*Record list*:
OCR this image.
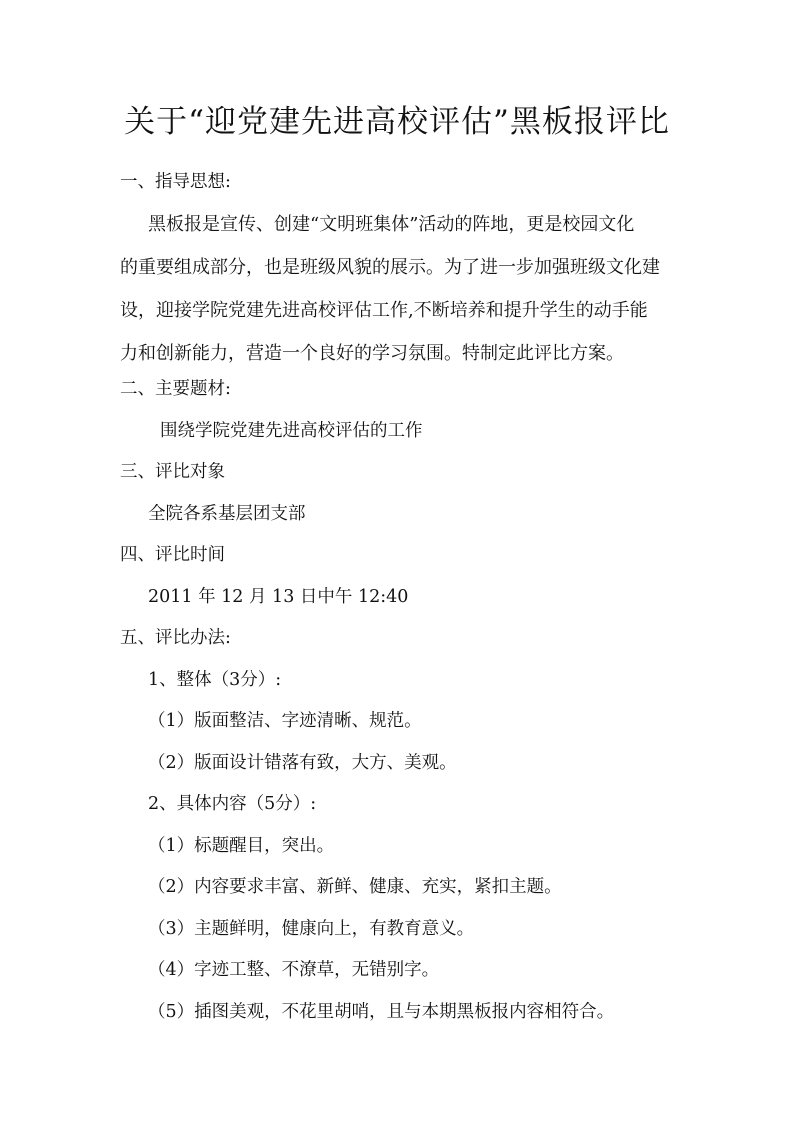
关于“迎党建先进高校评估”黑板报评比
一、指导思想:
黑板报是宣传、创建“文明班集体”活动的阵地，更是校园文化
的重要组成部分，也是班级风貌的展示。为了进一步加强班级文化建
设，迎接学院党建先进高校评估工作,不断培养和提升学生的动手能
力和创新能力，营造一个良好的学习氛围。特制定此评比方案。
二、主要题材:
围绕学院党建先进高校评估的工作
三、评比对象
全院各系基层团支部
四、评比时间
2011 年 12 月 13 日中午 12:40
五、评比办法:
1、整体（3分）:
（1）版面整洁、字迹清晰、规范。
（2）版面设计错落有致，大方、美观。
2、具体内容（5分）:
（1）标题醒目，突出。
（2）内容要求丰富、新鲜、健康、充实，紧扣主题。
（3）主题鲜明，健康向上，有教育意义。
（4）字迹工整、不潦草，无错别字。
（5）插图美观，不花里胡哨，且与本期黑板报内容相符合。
---
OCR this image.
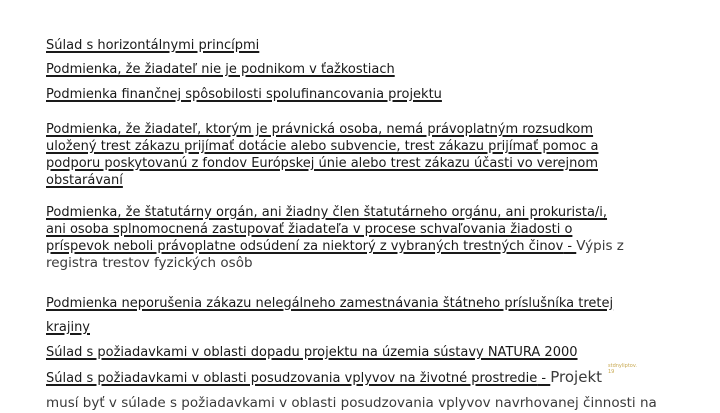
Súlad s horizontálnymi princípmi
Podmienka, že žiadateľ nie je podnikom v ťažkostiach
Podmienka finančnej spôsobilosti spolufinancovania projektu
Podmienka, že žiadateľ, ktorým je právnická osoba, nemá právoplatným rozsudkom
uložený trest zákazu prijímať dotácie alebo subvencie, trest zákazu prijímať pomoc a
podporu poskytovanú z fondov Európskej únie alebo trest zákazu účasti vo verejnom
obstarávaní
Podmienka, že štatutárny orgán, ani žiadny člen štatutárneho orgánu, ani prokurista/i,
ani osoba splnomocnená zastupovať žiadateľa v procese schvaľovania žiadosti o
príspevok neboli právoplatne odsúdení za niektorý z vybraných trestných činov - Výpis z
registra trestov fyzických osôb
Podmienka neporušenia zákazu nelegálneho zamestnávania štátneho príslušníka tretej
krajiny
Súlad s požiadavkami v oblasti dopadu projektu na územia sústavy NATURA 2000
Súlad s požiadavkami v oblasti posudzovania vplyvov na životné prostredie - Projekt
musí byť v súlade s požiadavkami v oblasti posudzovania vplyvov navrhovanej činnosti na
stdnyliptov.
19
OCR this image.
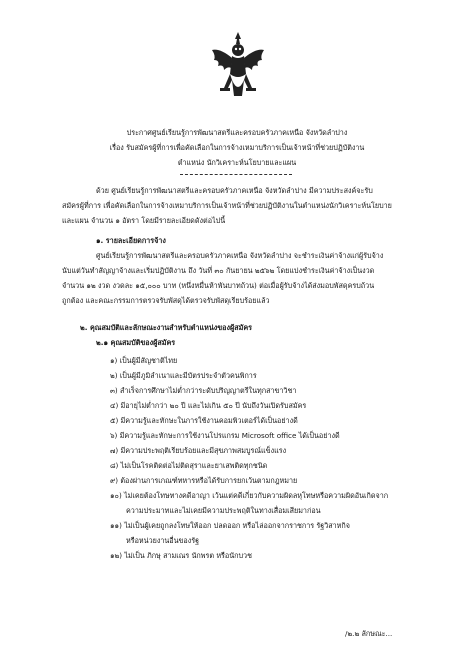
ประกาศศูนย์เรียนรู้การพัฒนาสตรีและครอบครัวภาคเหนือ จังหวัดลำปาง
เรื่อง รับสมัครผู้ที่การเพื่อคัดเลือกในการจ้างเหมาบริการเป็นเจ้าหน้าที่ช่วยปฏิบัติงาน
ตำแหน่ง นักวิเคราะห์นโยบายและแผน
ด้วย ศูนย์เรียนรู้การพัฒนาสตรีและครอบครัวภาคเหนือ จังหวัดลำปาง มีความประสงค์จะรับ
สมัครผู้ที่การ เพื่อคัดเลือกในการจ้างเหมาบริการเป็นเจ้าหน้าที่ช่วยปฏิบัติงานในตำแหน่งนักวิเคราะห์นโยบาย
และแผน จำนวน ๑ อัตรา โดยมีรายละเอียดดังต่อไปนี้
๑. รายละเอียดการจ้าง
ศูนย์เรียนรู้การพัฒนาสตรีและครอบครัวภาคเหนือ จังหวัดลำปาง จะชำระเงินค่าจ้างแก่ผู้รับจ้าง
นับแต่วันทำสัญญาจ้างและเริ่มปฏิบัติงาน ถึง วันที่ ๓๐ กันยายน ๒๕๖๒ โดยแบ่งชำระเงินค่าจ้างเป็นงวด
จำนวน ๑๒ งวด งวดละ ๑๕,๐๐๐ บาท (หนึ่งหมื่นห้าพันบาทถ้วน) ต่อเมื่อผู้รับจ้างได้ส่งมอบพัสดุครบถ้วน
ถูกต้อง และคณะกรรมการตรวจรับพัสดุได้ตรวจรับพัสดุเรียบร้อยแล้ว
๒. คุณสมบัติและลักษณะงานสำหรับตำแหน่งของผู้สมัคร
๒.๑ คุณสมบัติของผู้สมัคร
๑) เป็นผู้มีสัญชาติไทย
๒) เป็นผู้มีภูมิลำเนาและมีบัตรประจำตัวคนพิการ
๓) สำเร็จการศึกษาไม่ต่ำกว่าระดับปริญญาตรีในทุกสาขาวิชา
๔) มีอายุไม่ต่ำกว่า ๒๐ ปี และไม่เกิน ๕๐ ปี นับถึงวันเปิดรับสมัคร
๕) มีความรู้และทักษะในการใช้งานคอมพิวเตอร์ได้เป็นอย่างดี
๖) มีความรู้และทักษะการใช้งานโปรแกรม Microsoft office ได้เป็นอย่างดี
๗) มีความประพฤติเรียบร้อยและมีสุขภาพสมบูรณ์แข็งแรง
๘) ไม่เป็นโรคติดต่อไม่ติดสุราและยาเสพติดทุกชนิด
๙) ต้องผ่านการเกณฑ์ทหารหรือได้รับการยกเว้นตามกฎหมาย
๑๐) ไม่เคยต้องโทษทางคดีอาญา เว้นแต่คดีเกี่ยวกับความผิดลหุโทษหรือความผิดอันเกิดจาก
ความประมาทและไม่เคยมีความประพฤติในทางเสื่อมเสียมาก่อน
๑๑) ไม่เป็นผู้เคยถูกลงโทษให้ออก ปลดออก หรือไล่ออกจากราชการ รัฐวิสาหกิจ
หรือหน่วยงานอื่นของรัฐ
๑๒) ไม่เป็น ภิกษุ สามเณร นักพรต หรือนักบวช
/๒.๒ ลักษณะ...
...
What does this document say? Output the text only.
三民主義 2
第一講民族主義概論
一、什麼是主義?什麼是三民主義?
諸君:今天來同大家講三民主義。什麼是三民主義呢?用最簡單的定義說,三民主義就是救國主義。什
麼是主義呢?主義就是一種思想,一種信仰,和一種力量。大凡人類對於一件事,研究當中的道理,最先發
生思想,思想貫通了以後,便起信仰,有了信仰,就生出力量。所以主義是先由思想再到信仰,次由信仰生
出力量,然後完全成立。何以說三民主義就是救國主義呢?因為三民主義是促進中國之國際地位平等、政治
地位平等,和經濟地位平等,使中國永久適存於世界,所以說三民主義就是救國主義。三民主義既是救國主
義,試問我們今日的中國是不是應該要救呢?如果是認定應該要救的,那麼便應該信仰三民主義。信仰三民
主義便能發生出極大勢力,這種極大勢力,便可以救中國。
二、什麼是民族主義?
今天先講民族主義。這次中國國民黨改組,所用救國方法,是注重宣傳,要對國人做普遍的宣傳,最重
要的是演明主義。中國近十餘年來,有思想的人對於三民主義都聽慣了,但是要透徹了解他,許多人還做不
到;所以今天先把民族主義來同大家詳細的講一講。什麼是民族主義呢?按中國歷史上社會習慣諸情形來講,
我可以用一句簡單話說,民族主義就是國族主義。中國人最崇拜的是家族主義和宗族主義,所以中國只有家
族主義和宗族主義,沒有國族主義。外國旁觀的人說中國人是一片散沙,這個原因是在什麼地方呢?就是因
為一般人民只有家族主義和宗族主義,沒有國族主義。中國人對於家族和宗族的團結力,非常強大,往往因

*Work to complete*: Find the lines holding "projektu" and list every one.

*Response for this exercise*:
Podmienka finančnej spôsobilosti spolufinancovania projektu
Súlad s požiadavkami v oblasti dopadu projektu na územia sústavy NATURA 2000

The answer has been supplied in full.